§ **WHAT IS EXPECTED**
Please quote every line word for word.

* * * * *

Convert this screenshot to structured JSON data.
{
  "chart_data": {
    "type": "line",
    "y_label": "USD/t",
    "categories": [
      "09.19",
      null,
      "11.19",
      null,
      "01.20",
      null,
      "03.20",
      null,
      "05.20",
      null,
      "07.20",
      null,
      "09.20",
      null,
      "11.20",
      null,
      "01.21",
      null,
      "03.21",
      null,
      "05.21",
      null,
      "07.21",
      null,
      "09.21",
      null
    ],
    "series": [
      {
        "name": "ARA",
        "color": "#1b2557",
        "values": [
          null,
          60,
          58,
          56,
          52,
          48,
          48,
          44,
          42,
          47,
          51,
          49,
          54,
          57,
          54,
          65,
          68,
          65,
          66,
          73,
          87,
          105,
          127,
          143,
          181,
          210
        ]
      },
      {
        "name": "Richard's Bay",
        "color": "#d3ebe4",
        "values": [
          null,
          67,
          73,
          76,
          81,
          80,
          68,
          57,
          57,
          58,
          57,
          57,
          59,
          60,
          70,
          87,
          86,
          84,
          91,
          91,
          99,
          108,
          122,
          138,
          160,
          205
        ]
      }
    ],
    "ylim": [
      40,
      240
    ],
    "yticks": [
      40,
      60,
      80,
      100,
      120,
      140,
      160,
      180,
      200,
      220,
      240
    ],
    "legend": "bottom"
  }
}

* * * * *

§ **SOLUTION TO THIS TASK**
Convert this screenshot to structured JSON data.
{
  "chart_data": {
    "type": "line",
    "y_label": "USD/t",
    "categories": [
      "09.19",
      null,
      "11.19",
      null,
      "01.20",
      null,
      "03.20",
      null,
      "05.20",
      null,
      "07.20",
      null,
      "09.20",
      null,
      "11.20",
      null,
      "01.21",
      null,
      "03.21",
      null,
      "05.21",
      null,
      "07.21",
      null,
      "09.21",
      null
    ],
    "series": [
      {
        "name": "ARA",
        "color": "#1b2557",
        "values": [
          null,
          60,
          58,
          56,
          52,
          48,
          48,
          44,
          42,
          47,
          51,
          49,
          54,
          57,
          54,
          65,
          68,
          65,
          66,
          73,
          87,
          105,
          127,
          143,
          181,
          210
        ]
      },
      {
        "name": "Richard's Bay",
        "color": "#d3ebe4",
        "values": [
          null,
          67,
          73,
          76,
          81,
          80,
          68,
          57,
          57,
          58,
          57,
          57,
          59,
          60,
          70,
          87,
          86,
          84,
          91,
          91,
          99,
          108,
          122,
          138,
          160,
          205
        ]
      }
    ],
    "ylim": [
      40,
      240
    ],
    "yticks": [
      40,
      60,
      80,
      100,
      120,
      140,
      160,
      180,
      200,
      220,
      240
    ],
    "legend": "bottom"
  }
}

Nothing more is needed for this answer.